Some records
>> Begin

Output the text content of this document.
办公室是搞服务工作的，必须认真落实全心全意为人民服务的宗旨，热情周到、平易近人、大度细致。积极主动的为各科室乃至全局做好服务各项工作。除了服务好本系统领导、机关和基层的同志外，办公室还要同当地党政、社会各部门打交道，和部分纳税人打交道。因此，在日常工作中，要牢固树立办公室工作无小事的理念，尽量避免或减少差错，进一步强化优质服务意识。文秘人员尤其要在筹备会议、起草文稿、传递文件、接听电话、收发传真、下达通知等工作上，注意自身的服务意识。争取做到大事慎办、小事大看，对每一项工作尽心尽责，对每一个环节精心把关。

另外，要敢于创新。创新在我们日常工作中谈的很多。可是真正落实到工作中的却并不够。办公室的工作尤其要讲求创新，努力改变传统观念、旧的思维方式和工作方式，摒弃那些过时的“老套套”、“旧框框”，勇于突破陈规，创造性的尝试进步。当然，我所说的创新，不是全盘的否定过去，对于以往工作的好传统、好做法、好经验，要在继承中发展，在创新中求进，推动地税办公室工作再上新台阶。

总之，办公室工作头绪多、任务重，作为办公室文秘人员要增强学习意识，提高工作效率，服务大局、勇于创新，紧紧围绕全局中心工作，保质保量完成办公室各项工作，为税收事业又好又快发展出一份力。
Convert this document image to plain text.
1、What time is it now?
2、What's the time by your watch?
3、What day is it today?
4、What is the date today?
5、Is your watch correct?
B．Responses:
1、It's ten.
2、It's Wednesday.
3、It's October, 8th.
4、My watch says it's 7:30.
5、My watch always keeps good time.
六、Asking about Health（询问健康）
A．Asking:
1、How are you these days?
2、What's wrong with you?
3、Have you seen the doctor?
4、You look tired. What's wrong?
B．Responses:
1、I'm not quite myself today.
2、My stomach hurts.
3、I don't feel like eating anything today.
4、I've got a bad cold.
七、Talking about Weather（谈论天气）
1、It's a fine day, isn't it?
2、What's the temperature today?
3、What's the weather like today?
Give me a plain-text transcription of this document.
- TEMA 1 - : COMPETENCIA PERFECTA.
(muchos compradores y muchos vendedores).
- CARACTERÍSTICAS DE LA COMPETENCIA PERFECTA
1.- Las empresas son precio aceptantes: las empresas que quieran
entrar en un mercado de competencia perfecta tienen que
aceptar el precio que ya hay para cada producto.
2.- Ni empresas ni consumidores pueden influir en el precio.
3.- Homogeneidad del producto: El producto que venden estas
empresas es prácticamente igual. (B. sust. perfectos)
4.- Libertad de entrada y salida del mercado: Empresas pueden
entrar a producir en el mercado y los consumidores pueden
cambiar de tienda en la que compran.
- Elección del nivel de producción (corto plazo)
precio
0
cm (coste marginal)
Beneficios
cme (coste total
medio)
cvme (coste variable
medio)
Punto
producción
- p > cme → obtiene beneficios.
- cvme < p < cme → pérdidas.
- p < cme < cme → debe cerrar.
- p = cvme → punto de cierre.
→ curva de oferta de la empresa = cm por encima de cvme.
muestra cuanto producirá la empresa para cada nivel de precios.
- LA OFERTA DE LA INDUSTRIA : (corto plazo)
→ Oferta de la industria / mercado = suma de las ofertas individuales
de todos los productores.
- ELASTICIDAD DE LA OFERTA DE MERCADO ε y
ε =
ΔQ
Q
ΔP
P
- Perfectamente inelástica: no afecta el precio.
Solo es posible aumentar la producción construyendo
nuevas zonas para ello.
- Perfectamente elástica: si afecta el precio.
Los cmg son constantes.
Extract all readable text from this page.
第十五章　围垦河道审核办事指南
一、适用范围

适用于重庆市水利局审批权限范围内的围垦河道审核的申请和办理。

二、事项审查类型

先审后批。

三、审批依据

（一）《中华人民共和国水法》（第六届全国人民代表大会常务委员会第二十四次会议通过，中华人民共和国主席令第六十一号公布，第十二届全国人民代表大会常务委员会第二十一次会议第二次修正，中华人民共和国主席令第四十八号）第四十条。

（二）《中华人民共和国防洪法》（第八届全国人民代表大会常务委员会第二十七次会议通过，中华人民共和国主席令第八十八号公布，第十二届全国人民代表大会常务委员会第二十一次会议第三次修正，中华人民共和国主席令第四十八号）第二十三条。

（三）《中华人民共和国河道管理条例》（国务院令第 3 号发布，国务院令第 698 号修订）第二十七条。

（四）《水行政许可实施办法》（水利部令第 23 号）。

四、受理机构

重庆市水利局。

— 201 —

>> End

» Exercise prompt
Using the data above, return each line exactly as written.

» Task response
Output the text content of this document.
办公室是搞服务工作的，必须认真落实全心全意为人民服务的宗旨，热情周到、平易近人、大度细致。积极主动的为各科室乃至全局做好服务各项工作。除了服务好本系统领导、机关和基层的同志外，办公室还要同当地党政、社会各部门打交道，和部分纳税人打交道。因此，在日常工作中，要牢固树立办公室工作无小事的理念，尽量避免或减少差错，进一步强化优质服务意识。文秘人员尤其要在筹备会议、起草文稿、传递文件、接听电话、收发传真、下达通知等工作上，注意自身的服务意识。争取做到大事慎办、小事大看，对每一项工作尽心尽责，对每一个环节精心把关。

另外，要敢于创新。创新在我们日常工作中谈的很多。可是真正落实到工作中的却并不够。办公室的工作尤其要讲求创新，努力改变传统观念、旧的思维方式和工作方式，摒弃那些过时的“老套套”、“旧框框”，勇于突破陈规，创造性的尝试进步。当然，我所说的创新，不是全盘的否定过去，对于以往工作的好传统、好做法、好经验，要在继承中发展，在创新中求进，推动地税办公室工作再上新台阶。

总之，办公室工作头绪多、任务重，作为办公室文秘人员要增强学习意识，提高工作效率，服务大局、勇于创新，紧紧围绕全局中心工作，保质保量完成办公室各项工作，为税收事业又好又快发展出一份力。
Convert this document image to plain text.
1、What time is it now?
2、What's the time by your watch?
3、What day is it today?
4、What is the date today?
5、Is your watch correct?
B．Responses:
1、It's ten.
2、It's Wednesday.
3、It's October, 8th.
4、My watch says it's 7:30.
5、My watch always keeps good time.
六、Asking about Health（询问健康）
A．Asking:
1、How are you these days?
2、What's wrong with you?
3、Have you seen the doctor?
4、You look tired. What's wrong?
B．Responses:
1、I'm not quite myself today.
2、My stomach hurts.
3、I don't feel like eating anything today.
4、I've got a bad cold.
七、Talking about Weather（谈论天气）
1、It's a fine day, isn't it?
2、What's the temperature today?
3、What's the weather like today?
Give me a plain-text transcription of this document.
- TEMA 1 - : COMPETENCIA PERFECTA.
(muchos compradores y muchos vendedores).
- CARACTERÍSTICAS DE LA COMPETENCIA PERFECTA
1.- Las empresas son precio aceptantes: las empresas que quieran
entrar en un mercado de competencia perfecta tienen que
aceptar el precio que ya hay para cada producto.
2.- Ni empresas ni consumidores pueden influir en el precio.
3.- Homogeneidad del producto: El producto que venden estas
empresas es prácticamente igual. (B. sust. perfectos)
4.- Libertad de entrada y salida del mercado: Empresas pueden
entrar a producir en el mercado y los consumidores pueden
cambiar de tienda en la que compran.
- Elección del nivel de producción (corto plazo)
precio
0
cm (coste marginal)
Beneficios
cme (coste total
medio)
cvme (coste variable
medio)
Punto
producción
- p > cme → obtiene beneficios.
- cvme < p < cme → pérdidas.
- p < cme < cme → debe cerrar.
- p = cvme → punto de cierre.
→ curva de oferta de la empresa = cm por encima de cvme.
muestra cuanto producirá la empresa para cada nivel de precios.
- LA OFERTA DE LA INDUSTRIA : (corto plazo)
→ Oferta de la industria / mercado = suma de las ofertas individuales
de todos los productores.
- ELASTICIDAD DE LA OFERTA DE MERCADO ε y
ε =
ΔQ
Q
ΔP
P
- Perfectamente inelástica: no afecta el precio.
Solo es posible aumentar la producción construyendo
nuevas zonas para ello.
- Perfectamente elástica: si afecta el precio.
Los cmg son constantes.
Extract all readable text from this page.
第十五章　围垦河道审核办事指南
一、适用范围

适用于重庆市水利局审批权限范围内的围垦河道审核的申请和办理。

二、事项审查类型

先审后批。

三、审批依据

（一）《中华人民共和国水法》（第六届全国人民代表大会常务委员会第二十四次会议通过，中华人民共和国主席令第六十一号公布，第十二届全国人民代表大会常务委员会第二十一次会议第二次修正，中华人民共和国主席令第四十八号）第四十条。

（二）《中华人民共和国防洪法》（第八届全国人民代表大会常务委员会第二十七次会议通过，中华人民共和国主席令第八十八号公布，第十二届全国人民代表大会常务委员会第二十一次会议第三次修正，中华人民共和国主席令第四十八号）第二十三条。

（三）《中华人民共和国河道管理条例》（国务院令第 3 号发布，国务院令第 698 号修订）第二十七条。

（四）《水行政许可实施办法》（水利部令第 23 号）。

四、受理机构

重庆市水利局。

— 201 —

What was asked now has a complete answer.